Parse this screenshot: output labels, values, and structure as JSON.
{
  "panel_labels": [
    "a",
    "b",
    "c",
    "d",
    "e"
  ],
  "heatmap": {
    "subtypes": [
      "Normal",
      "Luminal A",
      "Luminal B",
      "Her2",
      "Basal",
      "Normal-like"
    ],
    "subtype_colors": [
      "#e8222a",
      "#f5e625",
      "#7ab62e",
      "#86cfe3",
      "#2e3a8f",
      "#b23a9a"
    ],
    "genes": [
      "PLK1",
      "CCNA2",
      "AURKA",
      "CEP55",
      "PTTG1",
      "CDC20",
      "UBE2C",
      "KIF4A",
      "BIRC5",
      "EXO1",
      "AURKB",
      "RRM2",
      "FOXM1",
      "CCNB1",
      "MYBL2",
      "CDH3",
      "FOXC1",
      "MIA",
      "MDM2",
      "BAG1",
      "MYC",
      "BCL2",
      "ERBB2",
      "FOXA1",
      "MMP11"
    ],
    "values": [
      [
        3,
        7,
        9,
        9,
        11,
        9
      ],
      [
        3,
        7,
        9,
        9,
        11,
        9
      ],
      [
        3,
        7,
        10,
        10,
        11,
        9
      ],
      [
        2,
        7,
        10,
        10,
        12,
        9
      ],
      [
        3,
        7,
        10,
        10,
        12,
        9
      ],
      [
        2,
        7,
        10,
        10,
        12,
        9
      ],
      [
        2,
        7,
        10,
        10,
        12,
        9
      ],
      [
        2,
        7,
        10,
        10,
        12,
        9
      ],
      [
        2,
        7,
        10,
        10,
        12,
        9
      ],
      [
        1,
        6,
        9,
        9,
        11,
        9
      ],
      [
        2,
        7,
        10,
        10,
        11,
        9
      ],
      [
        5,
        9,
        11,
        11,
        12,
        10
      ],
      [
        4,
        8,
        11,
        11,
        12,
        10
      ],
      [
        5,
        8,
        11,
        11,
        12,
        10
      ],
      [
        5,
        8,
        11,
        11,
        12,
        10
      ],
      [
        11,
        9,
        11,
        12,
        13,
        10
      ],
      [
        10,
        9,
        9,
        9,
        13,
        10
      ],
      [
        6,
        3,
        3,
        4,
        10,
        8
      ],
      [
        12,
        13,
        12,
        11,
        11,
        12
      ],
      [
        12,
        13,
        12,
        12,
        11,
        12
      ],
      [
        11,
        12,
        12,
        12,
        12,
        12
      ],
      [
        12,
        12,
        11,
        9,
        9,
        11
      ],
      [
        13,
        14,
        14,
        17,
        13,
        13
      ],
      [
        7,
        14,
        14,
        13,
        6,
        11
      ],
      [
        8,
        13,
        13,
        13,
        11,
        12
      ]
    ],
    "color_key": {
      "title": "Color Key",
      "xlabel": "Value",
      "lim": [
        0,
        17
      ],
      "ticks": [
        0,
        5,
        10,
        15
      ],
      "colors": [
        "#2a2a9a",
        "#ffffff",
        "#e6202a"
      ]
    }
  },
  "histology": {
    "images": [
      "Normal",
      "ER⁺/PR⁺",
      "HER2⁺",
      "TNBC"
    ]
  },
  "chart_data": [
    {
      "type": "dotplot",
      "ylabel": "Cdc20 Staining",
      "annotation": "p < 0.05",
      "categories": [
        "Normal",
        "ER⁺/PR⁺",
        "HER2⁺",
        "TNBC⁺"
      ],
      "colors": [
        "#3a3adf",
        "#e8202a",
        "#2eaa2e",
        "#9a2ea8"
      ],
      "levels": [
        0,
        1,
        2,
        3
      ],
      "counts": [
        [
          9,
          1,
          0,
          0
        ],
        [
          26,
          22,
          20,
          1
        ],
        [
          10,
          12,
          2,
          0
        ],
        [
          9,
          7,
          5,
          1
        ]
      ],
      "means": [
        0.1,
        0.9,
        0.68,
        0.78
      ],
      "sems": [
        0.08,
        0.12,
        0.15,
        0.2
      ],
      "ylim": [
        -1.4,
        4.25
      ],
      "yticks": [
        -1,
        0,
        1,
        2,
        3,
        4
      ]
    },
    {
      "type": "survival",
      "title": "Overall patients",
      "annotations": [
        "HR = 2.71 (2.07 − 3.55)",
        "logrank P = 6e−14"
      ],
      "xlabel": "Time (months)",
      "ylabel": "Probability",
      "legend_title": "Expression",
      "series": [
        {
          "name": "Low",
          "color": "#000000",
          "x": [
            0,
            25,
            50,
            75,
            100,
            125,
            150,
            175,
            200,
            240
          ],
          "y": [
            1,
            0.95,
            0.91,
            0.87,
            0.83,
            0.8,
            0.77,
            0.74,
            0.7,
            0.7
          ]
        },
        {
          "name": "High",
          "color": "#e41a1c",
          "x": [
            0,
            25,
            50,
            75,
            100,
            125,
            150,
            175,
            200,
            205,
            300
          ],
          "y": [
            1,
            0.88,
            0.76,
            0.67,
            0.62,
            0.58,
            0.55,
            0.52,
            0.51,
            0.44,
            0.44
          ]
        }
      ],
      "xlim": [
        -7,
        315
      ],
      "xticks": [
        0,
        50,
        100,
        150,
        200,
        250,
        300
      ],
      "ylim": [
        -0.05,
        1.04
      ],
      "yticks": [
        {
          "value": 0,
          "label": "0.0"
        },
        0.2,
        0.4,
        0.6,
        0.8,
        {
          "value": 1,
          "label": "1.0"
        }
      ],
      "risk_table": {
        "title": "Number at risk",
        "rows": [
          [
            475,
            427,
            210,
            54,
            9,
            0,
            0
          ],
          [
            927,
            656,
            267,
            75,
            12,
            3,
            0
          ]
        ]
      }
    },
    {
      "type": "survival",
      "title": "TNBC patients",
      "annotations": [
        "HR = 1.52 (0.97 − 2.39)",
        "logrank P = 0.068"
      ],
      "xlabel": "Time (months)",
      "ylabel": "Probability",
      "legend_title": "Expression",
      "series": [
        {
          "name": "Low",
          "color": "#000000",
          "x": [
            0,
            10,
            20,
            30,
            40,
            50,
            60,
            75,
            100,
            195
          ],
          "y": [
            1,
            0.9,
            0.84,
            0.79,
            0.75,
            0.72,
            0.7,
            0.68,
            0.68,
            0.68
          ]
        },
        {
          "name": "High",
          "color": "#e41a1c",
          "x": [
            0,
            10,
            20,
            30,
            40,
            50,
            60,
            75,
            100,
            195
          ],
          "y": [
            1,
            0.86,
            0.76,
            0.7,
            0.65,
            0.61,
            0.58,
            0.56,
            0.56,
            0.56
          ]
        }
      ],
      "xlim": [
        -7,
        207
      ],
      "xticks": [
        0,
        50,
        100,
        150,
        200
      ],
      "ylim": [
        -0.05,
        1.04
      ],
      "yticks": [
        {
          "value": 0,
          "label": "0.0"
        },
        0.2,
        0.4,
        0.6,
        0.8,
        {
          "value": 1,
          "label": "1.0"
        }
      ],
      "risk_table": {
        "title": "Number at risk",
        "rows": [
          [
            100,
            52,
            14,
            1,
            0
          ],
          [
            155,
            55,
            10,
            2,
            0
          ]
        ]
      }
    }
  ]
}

EXERCISE INSTRUCTIONS: Every entry must be repeated exactly; none may be skipped.

RESPONSE AREA:
Parse this screenshot: output labels, values, and structure as JSON.
{
  "panel_labels": [
    "a",
    "b",
    "c",
    "d",
    "e"
  ],
  "heatmap": {
    "subtypes": [
      "Normal",
      "Luminal A",
      "Luminal B",
      "Her2",
      "Basal",
      "Normal-like"
    ],
    "subtype_colors": [
      "#e8222a",
      "#f5e625",
      "#7ab62e",
      "#86cfe3",
      "#2e3a8f",
      "#b23a9a"
    ],
    "genes": [
      "PLK1",
      "CCNA2",
      "AURKA",
      "CEP55",
      "PTTG1",
      "CDC20",
      "UBE2C",
      "KIF4A",
      "BIRC5",
      "EXO1",
      "AURKB",
      "RRM2",
      "FOXM1",
      "CCNB1",
      "MYBL2",
      "CDH3",
      "FOXC1",
      "MIA",
      "MDM2",
      "BAG1",
      "MYC",
      "BCL2",
      "ERBB2",
      "FOXA1",
      "MMP11"
    ],
    "values": [
      [
        3,
        7,
        9,
        9,
        11,
        9
      ],
      [
        3,
        7,
        9,
        9,
        11,
        9
      ],
      [
        3,
        7,
        10,
        10,
        11,
        9
      ],
      [
        2,
        7,
        10,
        10,
        12,
        9
      ],
      [
        3,
        7,
        10,
        10,
        12,
        9
      ],
      [
        2,
        7,
        10,
        10,
        12,
        9
      ],
      [
        2,
        7,
        10,
        10,
        12,
        9
      ],
      [
        2,
        7,
        10,
        10,
        12,
        9
      ],
      [
        2,
        7,
        10,
        10,
        12,
        9
      ],
      [
        1,
        6,
        9,
        9,
        11,
        9
      ],
      [
        2,
        7,
        10,
        10,
        11,
        9
      ],
      [
        5,
        9,
        11,
        11,
        12,
        10
      ],
      [
        4,
        8,
        11,
        11,
        12,
        10
      ],
      [
        5,
        8,
        11,
        11,
        12,
        10
      ],
      [
        5,
        8,
        11,
        11,
        12,
        10
      ],
      [
        11,
        9,
        11,
        12,
        13,
        10
      ],
      [
        10,
        9,
        9,
        9,
        13,
        10
      ],
      [
        6,
        3,
        3,
        4,
        10,
        8
      ],
      [
        12,
        13,
        12,
        11,
        11,
        12
      ],
      [
        12,
        13,
        12,
        12,
        11,
        12
      ],
      [
        11,
        12,
        12,
        12,
        12,
        12
      ],
      [
        12,
        12,
        11,
        9,
        9,
        11
      ],
      [
        13,
        14,
        14,
        17,
        13,
        13
      ],
      [
        7,
        14,
        14,
        13,
        6,
        11
      ],
      [
        8,
        13,
        13,
        13,
        11,
        12
      ]
    ],
    "color_key": {
      "title": "Color Key",
      "xlabel": "Value",
      "lim": [
        0,
        17
      ],
      "ticks": [
        0,
        5,
        10,
        15
      ],
      "colors": [
        "#2a2a9a",
        "#ffffff",
        "#e6202a"
      ]
    }
  },
  "histology": {
    "images": [
      "Normal",
      "ER⁺/PR⁺",
      "HER2⁺",
      "TNBC"
    ]
  },
  "chart_data": [
    {
      "type": "dotplot",
      "ylabel": "Cdc20 Staining",
      "annotation": "p < 0.05",
      "categories": [
        "Normal",
        "ER⁺/PR⁺",
        "HER2⁺",
        "TNBC⁺"
      ],
      "colors": [
        "#3a3adf",
        "#e8202a",
        "#2eaa2e",
        "#9a2ea8"
      ],
      "levels": [
        0,
        1,
        2,
        3
      ],
      "counts": [
        [
          9,
          1,
          0,
          0
        ],
        [
          26,
          22,
          20,
          1
        ],
        [
          10,
          12,
          2,
          0
        ],
        [
          9,
          7,
          5,
          1
        ]
      ],
      "means": [
        0.1,
        0.9,
        0.68,
        0.78
      ],
      "sems": [
        0.08,
        0.12,
        0.15,
        0.2
      ],
      "ylim": [
        -1.4,
        4.25
      ],
      "yticks": [
        -1,
        0,
        1,
        2,
        3,
        4
      ]
    },
    {
      "type": "survival",
      "title": "Overall patients",
      "annotations": [
        "HR = 2.71 (2.07 − 3.55)",
        "logrank P = 6e−14"
      ],
      "xlabel": "Time (months)",
      "ylabel": "Probability",
      "legend_title": "Expression",
      "series": [
        {
          "name": "Low",
          "color": "#000000",
          "x": [
            0,
            25,
            50,
            75,
            100,
            125,
            150,
            175,
            200,
            240
          ],
          "y": [
            1,
            0.95,
            0.91,
            0.87,
            0.83,
            0.8,
            0.77,
            0.74,
            0.7,
            0.7
          ]
        },
        {
          "name": "High",
          "color": "#e41a1c",
          "x": [
            0,
            25,
            50,
            75,
            100,
            125,
            150,
            175,
            200,
            205,
            300
          ],
          "y": [
            1,
            0.88,
            0.76,
            0.67,
            0.62,
            0.58,
            0.55,
            0.52,
            0.51,
            0.44,
            0.44
          ]
        }
      ],
      "xlim": [
        -7,
        315
      ],
      "xticks": [
        0,
        50,
        100,
        150,
        200,
        250,
        300
      ],
      "ylim": [
        -0.05,
        1.04
      ],
      "yticks": [
        {
          "value": 0,
          "label": "0.0"
        },
        0.2,
        0.4,
        0.6,
        0.8,
        {
          "value": 1,
          "label": "1.0"
        }
      ],
      "risk_table": {
        "title": "Number at risk",
        "rows": [
          [
            475,
            427,
            210,
            54,
            9,
            0,
            0
          ],
          [
            927,
            656,
            267,
            75,
            12,
            3,
            0
          ]
        ]
      }
    },
    {
      "type": "survival",
      "title": "TNBC patients",
      "annotations": [
        "HR = 1.52 (0.97 − 2.39)",
        "logrank P = 0.068"
      ],
      "xlabel": "Time (months)",
      "ylabel": "Probability",
      "legend_title": "Expression",
      "series": [
        {
          "name": "Low",
          "color": "#000000",
          "x": [
            0,
            10,
            20,
            30,
            40,
            50,
            60,
            75,
            100,
            195
          ],
          "y": [
            1,
            0.9,
            0.84,
            0.79,
            0.75,
            0.72,
            0.7,
            0.68,
            0.68,
            0.68
          ]
        },
        {
          "name": "High",
          "color": "#e41a1c",
          "x": [
            0,
            10,
            20,
            30,
            40,
            50,
            60,
            75,
            100,
            195
          ],
          "y": [
            1,
            0.86,
            0.76,
            0.7,
            0.65,
            0.61,
            0.58,
            0.56,
            0.56,
            0.56
          ]
        }
      ],
      "xlim": [
        -7,
        207
      ],
      "xticks": [
        0,
        50,
        100,
        150,
        200
      ],
      "ylim": [
        -0.05,
        1.04
      ],
      "yticks": [
        {
          "value": 0,
          "label": "0.0"
        },
        0.2,
        0.4,
        0.6,
        0.8,
        {
          "value": 1,
          "label": "1.0"
        }
      ],
      "risk_table": {
        "title": "Number at risk",
        "rows": [
          [
            100,
            52,
            14,
            1,
            0
          ],
          [
            155,
            55,
            10,
            2,
            0
          ]
        ]
      }
    }
  ]
}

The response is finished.